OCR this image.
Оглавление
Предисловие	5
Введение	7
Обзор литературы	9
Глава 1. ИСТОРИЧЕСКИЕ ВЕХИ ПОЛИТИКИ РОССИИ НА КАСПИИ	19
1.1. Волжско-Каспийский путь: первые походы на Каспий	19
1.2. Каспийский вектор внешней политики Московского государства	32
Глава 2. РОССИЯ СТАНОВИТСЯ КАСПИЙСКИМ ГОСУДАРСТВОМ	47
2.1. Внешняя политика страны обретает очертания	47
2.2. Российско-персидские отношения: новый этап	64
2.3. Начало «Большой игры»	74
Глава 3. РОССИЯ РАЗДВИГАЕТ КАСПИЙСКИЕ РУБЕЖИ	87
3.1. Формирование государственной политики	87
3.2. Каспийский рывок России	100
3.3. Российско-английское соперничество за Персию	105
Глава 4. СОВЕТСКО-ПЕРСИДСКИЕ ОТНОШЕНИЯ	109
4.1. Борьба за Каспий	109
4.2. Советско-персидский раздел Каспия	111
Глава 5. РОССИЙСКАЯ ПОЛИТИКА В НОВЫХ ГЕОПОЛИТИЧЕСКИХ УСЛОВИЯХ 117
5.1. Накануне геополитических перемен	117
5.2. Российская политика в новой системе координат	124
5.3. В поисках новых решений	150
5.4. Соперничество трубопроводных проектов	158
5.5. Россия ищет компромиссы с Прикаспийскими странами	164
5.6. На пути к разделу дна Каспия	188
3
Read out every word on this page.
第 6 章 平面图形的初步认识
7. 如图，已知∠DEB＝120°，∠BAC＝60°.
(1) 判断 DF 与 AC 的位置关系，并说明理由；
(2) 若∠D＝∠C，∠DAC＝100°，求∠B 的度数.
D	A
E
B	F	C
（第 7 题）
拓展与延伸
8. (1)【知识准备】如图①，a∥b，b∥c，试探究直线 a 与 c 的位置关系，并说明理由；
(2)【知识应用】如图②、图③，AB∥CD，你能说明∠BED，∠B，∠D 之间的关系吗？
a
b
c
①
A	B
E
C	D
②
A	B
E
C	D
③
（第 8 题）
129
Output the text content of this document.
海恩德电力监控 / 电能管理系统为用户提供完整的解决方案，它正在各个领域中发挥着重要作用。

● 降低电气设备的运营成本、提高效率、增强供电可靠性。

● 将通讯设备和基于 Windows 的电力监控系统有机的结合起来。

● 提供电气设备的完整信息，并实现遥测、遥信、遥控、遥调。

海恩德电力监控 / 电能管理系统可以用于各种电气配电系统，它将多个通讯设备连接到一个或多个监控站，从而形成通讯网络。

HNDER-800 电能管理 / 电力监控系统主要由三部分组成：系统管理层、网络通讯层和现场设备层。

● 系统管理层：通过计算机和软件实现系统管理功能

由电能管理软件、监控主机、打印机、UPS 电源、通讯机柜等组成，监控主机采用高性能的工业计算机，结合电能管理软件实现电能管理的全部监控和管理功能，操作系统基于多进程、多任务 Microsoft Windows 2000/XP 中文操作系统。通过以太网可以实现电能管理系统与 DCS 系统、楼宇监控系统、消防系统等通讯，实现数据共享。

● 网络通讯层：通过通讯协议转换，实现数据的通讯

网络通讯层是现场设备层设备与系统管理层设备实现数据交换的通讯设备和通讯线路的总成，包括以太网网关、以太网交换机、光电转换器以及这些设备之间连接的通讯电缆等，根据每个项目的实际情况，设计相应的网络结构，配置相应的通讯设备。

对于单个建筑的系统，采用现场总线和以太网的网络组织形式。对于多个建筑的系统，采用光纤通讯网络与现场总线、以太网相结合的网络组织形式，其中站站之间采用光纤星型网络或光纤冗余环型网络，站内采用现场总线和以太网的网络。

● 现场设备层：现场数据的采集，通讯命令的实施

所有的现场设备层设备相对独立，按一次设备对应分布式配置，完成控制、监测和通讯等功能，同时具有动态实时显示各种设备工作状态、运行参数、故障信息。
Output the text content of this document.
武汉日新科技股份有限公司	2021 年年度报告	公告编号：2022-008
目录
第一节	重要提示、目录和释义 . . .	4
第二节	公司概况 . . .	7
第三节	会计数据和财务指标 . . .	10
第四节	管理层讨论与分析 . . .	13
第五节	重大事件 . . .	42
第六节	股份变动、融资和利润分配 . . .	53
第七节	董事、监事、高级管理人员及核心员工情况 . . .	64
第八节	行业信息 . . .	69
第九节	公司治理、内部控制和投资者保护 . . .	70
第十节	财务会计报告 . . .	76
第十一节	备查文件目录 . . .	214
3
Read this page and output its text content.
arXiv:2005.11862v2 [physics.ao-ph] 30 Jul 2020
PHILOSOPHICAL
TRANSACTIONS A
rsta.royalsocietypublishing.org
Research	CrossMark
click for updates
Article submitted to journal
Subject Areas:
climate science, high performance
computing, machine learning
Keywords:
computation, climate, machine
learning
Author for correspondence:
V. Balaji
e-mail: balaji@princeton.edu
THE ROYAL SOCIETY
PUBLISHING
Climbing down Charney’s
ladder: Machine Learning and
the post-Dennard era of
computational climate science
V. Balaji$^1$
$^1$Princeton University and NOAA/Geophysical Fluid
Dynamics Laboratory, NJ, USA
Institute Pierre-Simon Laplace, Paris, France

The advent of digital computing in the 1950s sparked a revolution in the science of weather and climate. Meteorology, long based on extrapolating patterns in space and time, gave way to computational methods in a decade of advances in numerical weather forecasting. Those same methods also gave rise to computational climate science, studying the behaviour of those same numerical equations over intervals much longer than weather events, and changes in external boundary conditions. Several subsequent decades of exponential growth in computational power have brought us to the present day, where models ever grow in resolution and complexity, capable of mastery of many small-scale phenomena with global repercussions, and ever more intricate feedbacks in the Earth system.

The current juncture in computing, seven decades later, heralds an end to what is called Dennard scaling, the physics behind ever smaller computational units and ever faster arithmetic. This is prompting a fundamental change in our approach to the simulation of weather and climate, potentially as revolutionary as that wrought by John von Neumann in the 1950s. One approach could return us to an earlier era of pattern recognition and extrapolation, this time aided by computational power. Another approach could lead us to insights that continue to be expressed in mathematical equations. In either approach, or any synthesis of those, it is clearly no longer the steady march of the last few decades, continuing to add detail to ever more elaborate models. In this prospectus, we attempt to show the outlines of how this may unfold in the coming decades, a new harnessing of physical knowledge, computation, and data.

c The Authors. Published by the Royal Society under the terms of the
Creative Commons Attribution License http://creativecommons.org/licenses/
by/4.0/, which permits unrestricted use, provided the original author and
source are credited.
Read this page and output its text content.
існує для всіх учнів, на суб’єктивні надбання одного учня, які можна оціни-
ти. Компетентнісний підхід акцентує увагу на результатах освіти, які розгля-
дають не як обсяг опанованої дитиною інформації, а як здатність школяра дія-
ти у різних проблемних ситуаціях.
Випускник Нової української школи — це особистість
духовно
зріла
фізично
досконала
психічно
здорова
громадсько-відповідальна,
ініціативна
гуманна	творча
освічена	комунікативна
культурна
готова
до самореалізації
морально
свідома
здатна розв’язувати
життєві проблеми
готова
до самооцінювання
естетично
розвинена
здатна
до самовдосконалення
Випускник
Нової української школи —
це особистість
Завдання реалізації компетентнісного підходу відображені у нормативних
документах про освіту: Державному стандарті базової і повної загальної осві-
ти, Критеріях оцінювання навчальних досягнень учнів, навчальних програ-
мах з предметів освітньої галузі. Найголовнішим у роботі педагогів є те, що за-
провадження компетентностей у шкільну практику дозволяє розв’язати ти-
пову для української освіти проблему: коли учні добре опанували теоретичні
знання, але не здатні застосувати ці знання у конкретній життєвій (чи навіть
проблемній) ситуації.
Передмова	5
═══
### Task prompt
Return every line from the records above that holds the word "海恩德电力监控".

### Complete response
海恩德电力监控 / 电能管理系统为用户提供完整的解决方案，它正在各个领域中发挥着重要作用。
海恩德电力监控 / 电能管理系统可以用于各种电气配电系统，它将多个通讯设备连接到一个或多个监控站，从而形成通讯网络。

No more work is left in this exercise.